Items listed in a dataset:
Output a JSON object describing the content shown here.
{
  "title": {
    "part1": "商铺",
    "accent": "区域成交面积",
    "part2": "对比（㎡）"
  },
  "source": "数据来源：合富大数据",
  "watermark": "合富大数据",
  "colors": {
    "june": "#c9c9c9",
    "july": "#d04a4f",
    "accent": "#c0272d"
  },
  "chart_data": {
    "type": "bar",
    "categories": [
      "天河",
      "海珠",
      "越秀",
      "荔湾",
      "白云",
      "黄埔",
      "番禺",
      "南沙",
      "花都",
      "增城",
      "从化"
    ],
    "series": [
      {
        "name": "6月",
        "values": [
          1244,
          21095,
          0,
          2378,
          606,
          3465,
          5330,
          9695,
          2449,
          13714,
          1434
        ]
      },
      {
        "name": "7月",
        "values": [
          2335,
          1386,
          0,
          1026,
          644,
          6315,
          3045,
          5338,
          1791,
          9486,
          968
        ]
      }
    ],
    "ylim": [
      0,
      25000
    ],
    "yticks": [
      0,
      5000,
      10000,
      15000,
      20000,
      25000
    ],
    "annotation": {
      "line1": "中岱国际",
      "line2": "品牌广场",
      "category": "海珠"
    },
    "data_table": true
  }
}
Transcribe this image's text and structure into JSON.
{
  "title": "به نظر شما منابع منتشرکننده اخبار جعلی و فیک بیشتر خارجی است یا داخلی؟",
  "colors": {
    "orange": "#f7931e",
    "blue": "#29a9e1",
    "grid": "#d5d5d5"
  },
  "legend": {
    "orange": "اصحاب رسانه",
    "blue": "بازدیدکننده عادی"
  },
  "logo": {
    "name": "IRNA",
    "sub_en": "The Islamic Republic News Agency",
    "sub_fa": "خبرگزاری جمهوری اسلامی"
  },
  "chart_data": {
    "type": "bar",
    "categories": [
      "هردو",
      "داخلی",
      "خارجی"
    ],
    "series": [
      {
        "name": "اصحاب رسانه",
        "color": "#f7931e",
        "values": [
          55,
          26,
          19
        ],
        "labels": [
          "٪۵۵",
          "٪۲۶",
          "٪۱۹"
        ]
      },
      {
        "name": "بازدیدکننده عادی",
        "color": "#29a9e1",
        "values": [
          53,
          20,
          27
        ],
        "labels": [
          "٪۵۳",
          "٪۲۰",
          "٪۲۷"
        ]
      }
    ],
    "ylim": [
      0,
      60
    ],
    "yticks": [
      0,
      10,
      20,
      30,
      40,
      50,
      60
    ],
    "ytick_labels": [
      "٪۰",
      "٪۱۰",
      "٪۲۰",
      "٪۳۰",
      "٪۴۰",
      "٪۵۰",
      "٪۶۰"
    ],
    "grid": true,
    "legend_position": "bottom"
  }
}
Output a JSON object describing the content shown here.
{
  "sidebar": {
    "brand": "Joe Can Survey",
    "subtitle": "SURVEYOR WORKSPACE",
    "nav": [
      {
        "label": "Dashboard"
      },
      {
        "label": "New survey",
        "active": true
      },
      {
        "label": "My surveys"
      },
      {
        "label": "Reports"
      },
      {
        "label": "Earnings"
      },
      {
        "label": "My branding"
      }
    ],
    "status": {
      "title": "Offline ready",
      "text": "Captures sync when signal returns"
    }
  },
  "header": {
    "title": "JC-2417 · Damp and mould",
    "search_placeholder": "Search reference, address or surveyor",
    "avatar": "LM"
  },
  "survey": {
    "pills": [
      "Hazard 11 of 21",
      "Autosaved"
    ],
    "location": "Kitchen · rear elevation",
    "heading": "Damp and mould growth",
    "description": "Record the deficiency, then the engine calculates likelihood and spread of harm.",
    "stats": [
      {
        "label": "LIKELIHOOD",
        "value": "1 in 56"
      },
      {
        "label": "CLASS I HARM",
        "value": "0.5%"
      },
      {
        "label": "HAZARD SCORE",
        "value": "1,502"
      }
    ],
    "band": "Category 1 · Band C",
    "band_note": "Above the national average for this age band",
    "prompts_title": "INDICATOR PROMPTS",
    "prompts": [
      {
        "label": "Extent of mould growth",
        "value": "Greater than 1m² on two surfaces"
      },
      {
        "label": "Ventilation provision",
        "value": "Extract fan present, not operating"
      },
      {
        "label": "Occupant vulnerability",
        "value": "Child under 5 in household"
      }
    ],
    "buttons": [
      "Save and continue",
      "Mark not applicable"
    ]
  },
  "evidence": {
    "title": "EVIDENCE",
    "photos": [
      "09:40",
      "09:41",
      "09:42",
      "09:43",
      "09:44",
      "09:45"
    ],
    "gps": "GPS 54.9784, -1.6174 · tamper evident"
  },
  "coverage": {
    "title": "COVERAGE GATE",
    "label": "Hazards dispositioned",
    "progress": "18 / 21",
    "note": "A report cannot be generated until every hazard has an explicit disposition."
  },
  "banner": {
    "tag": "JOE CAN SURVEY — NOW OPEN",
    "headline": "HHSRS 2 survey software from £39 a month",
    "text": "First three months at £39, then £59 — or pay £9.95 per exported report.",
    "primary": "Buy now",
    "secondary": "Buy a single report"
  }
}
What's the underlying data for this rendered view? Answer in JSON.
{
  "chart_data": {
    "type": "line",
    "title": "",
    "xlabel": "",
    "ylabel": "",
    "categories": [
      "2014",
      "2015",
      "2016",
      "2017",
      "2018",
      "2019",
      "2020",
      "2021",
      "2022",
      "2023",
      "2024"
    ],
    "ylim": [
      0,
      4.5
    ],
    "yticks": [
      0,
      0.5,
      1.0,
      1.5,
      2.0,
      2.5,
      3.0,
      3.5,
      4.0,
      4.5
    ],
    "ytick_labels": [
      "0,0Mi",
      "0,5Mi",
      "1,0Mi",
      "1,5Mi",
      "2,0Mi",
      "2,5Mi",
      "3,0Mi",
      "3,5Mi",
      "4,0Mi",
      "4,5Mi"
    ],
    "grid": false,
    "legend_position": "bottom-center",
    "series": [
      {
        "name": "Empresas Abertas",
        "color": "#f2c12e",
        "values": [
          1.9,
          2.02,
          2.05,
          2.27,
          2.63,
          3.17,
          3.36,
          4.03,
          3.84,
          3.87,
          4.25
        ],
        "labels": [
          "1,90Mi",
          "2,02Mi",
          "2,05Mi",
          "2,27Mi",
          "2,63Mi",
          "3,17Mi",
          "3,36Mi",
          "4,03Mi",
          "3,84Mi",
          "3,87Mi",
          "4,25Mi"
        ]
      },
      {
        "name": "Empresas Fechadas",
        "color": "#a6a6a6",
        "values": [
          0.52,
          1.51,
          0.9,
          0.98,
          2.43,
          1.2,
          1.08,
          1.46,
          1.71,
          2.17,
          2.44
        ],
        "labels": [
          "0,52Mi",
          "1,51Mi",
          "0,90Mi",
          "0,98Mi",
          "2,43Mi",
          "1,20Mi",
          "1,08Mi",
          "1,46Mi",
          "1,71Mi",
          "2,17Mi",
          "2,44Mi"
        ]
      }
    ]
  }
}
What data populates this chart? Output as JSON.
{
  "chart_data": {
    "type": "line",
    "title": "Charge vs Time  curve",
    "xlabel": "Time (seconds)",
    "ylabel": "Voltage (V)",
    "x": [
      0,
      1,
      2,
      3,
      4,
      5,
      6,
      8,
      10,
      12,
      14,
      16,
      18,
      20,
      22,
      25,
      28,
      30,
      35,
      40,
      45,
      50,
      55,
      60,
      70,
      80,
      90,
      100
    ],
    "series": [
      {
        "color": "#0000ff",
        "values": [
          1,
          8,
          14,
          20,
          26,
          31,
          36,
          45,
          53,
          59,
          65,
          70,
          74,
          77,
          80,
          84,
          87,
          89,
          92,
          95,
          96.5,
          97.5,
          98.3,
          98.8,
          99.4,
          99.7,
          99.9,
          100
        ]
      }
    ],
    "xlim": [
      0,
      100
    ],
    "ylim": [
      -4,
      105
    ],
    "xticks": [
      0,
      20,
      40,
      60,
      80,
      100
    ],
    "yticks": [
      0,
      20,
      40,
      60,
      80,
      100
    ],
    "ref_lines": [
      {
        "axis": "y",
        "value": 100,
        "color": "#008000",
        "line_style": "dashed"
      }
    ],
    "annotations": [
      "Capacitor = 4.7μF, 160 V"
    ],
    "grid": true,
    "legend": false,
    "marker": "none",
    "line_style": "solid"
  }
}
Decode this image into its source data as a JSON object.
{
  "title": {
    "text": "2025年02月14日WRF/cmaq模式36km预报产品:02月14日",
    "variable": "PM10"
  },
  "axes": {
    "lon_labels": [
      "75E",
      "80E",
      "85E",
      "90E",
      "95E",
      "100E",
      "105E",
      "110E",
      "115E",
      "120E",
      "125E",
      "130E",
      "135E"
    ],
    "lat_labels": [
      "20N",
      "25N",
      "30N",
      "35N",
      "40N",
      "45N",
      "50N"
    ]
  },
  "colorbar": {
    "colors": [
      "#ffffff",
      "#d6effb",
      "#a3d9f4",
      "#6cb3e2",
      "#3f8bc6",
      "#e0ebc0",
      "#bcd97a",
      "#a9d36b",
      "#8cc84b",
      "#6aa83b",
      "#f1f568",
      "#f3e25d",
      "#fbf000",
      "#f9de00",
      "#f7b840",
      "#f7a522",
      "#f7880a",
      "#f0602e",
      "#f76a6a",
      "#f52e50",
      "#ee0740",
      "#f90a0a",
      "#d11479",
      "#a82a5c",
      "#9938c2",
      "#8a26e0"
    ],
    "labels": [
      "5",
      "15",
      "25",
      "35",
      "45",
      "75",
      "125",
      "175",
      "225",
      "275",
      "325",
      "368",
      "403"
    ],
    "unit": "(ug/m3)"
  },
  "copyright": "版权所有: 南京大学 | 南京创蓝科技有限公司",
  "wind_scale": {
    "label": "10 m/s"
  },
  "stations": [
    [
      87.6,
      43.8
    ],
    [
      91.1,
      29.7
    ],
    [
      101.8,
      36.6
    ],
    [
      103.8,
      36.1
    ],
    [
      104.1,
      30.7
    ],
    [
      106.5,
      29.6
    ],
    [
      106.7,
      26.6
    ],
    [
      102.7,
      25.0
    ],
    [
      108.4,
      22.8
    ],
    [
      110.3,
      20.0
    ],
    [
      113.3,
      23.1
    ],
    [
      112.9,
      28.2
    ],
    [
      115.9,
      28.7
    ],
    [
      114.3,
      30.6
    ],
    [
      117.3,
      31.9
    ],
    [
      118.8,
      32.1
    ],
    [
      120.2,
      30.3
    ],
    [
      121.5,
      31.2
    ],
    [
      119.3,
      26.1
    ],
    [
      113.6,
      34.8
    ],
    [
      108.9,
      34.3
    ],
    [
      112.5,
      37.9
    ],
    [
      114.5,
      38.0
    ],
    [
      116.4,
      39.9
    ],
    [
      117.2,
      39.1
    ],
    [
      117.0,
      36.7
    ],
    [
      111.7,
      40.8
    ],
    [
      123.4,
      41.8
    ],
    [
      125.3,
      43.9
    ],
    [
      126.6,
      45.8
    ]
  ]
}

* BRIEF:
Show the lines of the records that contain the word "band".

* THE COMPLETED TASK:
    "band": "Category 1 · Band C",
    "band_note": "Above the national average for this age band",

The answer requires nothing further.